What to work on - Locate the word "movement" in the data below, then copy every line that holds it.

Data section -
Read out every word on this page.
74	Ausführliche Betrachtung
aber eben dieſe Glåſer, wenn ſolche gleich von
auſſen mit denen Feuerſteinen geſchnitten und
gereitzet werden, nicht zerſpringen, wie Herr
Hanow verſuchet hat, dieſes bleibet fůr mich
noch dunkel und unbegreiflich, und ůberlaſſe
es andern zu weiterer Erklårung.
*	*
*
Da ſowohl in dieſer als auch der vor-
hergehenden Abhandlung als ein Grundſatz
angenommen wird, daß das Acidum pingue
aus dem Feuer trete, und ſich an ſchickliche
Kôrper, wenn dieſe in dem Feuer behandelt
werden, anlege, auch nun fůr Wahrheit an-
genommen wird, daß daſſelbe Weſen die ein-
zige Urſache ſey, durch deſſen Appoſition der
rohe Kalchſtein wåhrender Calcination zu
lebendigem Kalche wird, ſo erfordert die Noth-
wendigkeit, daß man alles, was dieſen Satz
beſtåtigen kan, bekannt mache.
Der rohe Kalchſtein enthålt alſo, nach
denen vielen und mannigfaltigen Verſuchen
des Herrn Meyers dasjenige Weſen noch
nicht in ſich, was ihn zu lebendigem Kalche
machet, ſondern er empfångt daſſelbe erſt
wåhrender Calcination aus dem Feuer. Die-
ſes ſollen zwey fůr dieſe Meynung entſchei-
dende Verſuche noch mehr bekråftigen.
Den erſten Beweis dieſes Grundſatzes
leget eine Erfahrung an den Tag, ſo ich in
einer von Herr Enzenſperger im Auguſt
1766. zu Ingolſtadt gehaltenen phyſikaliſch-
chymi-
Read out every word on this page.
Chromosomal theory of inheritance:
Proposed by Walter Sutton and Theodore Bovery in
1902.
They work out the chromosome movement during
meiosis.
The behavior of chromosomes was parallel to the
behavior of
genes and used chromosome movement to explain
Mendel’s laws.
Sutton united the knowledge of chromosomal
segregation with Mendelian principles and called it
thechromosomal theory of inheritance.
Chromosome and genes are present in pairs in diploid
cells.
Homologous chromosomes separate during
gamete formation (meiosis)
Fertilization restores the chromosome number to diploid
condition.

Result of this task -
They work out the chromosome movement during
genes and used chromosome movement to explain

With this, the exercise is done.